_What to do_
Can the data below be echoed back word for word?

_Records for processing_

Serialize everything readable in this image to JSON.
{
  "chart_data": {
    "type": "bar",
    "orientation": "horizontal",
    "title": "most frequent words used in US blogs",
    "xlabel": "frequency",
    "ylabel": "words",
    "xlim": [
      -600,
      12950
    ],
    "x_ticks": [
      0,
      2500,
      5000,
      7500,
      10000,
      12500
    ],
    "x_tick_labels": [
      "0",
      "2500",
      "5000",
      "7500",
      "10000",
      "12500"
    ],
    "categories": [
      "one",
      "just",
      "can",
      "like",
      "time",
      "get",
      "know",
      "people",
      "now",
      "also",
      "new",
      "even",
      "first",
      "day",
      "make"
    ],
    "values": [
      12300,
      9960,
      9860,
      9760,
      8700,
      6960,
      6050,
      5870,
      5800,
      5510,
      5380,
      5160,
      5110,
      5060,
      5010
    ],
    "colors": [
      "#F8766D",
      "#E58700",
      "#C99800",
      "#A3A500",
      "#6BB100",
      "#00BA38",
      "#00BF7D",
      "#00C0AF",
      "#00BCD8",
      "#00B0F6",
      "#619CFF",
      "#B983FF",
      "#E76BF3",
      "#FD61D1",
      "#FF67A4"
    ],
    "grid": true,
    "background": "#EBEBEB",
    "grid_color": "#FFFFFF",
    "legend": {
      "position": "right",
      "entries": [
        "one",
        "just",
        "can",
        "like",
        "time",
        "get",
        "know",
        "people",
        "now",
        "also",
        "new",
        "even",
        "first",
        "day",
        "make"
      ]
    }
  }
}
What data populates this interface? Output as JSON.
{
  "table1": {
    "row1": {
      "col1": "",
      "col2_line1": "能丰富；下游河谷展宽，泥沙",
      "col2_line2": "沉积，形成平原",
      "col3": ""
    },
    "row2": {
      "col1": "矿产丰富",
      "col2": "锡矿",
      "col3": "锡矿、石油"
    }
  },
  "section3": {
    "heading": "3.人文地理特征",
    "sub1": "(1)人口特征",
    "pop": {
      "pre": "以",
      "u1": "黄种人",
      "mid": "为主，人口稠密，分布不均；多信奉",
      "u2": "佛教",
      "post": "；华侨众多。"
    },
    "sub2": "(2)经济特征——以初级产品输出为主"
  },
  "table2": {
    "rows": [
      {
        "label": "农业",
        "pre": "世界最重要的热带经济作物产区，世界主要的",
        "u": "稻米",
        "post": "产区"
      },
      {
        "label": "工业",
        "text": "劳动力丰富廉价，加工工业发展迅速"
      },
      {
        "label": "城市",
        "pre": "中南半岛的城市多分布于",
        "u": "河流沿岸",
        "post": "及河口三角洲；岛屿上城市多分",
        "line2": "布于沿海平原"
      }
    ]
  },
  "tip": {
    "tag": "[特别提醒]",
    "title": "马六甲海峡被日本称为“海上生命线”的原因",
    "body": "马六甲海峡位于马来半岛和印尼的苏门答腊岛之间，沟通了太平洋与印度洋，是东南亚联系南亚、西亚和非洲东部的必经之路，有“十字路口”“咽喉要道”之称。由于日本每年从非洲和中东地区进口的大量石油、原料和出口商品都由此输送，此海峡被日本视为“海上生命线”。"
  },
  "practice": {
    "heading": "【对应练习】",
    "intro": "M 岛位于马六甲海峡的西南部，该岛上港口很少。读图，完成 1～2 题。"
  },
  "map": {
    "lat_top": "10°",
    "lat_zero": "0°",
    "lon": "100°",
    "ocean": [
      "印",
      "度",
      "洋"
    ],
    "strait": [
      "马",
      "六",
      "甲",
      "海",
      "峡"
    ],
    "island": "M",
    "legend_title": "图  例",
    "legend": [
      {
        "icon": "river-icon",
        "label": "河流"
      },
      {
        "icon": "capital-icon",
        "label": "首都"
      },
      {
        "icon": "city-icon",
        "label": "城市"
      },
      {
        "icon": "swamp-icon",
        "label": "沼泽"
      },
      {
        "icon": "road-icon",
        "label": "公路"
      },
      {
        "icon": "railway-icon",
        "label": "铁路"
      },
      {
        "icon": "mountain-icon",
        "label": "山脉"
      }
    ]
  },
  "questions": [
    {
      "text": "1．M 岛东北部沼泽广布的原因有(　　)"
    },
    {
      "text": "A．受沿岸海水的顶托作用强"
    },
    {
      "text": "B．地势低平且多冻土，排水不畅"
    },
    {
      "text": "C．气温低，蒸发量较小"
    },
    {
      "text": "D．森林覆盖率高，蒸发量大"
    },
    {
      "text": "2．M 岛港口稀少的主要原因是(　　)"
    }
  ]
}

_Written answer_
Serialize everything readable in this image to JSON.
{
  "chart_data": {
    "type": "bar",
    "orientation": "horizontal",
    "title": "most frequent words used in US blogs",
    "xlabel": "frequency",
    "ylabel": "words",
    "xlim": [
      -600,
      12950
    ],
    "x_ticks": [
      0,
      2500,
      5000,
      7500,
      10000,
      12500
    ],
    "x_tick_labels": [
      "0",
      "2500",
      "5000",
      "7500",
      "10000",
      "12500"
    ],
    "categories": [
      "one",
      "just",
      "can",
      "like",
      "time",
      "get",
      "know",
      "people",
      "now",
      "also",
      "new",
      "even",
      "first",
      "day",
      "make"
    ],
    "values": [
      12300,
      9960,
      9860,
      9760,
      8700,
      6960,
      6050,
      5870,
      5800,
      5510,
      5380,
      5160,
      5110,
      5060,
      5010
    ],
    "colors": [
      "#F8766D",
      "#E58700",
      "#C99800",
      "#A3A500",
      "#6BB100",
      "#00BA38",
      "#00BF7D",
      "#00C0AF",
      "#00BCD8",
      "#00B0F6",
      "#619CFF",
      "#B983FF",
      "#E76BF3",
      "#FD61D1",
      "#FF67A4"
    ],
    "grid": true,
    "background": "#EBEBEB",
    "grid_color": "#FFFFFF",
    "legend": {
      "position": "right",
      "entries": [
        "one",
        "just",
        "can",
        "like",
        "time",
        "get",
        "know",
        "people",
        "now",
        "also",
        "new",
        "even",
        "first",
        "day",
        "make"
      ]
    }
  }
}
What data populates this interface? Output as JSON.
{
  "table1": {
    "row1": {
      "col1": "",
      "col2_line1": "能丰富；下游河谷展宽，泥沙",
      "col2_line2": "沉积，形成平原",
      "col3": ""
    },
    "row2": {
      "col1": "矿产丰富",
      "col2": "锡矿",
      "col3": "锡矿、石油"
    }
  },
  "section3": {
    "heading": "3.人文地理特征",
    "sub1": "(1)人口特征",
    "pop": {
      "pre": "以",
      "u1": "黄种人",
      "mid": "为主，人口稠密，分布不均；多信奉",
      "u2": "佛教",
      "post": "；华侨众多。"
    },
    "sub2": "(2)经济特征——以初级产品输出为主"
  },
  "table2": {
    "rows": [
      {
        "label": "农业",
        "pre": "世界最重要的热带经济作物产区，世界主要的",
        "u": "稻米",
        "post": "产区"
      },
      {
        "label": "工业",
        "text": "劳动力丰富廉价，加工工业发展迅速"
      },
      {
        "label": "城市",
        "pre": "中南半岛的城市多分布于",
        "u": "河流沿岸",
        "post": "及河口三角洲；岛屿上城市多分",
        "line2": "布于沿海平原"
      }
    ]
  },
  "tip": {
    "tag": "[特别提醒]",
    "title": "马六甲海峡被日本称为“海上生命线”的原因",
    "body": "马六甲海峡位于马来半岛和印尼的苏门答腊岛之间，沟通了太平洋与印度洋，是东南亚联系南亚、西亚和非洲东部的必经之路，有“十字路口”“咽喉要道”之称。由于日本每年从非洲和中东地区进口的大量石油、原料和出口商品都由此输送，此海峡被日本视为“海上生命线”。"
  },
  "practice": {
    "heading": "【对应练习】",
    "intro": "M 岛位于马六甲海峡的西南部，该岛上港口很少。读图，完成 1～2 题。"
  },
  "map": {
    "lat_top": "10°",
    "lat_zero": "0°",
    "lon": "100°",
    "ocean": [
      "印",
      "度",
      "洋"
    ],
    "strait": [
      "马",
      "六",
      "甲",
      "海",
      "峡"
    ],
    "island": "M",
    "legend_title": "图  例",
    "legend": [
      {
        "icon": "river-icon",
        "label": "河流"
      },
      {
        "icon": "capital-icon",
        "label": "首都"
      },
      {
        "icon": "city-icon",
        "label": "城市"
      },
      {
        "icon": "swamp-icon",
        "label": "沼泽"
      },
      {
        "icon": "road-icon",
        "label": "公路"
      },
      {
        "icon": "railway-icon",
        "label": "铁路"
      },
      {
        "icon": "mountain-icon",
        "label": "山脉"
      }
    ]
  },
  "questions": [
    {
      "text": "1．M 岛东北部沼泽广布的原因有(　　)"
    },
    {
      "text": "A．受沿岸海水的顶托作用强"
    },
    {
      "text": "B．地势低平且多冻土，排水不畅"
    },
    {
      "text": "C．气温低，蒸发量较小"
    },
    {
      "text": "D．森林覆盖率高，蒸发量大"
    },
    {
      "text": "2．M 岛港口稀少的主要原因是(　　)"
    }
  ]
}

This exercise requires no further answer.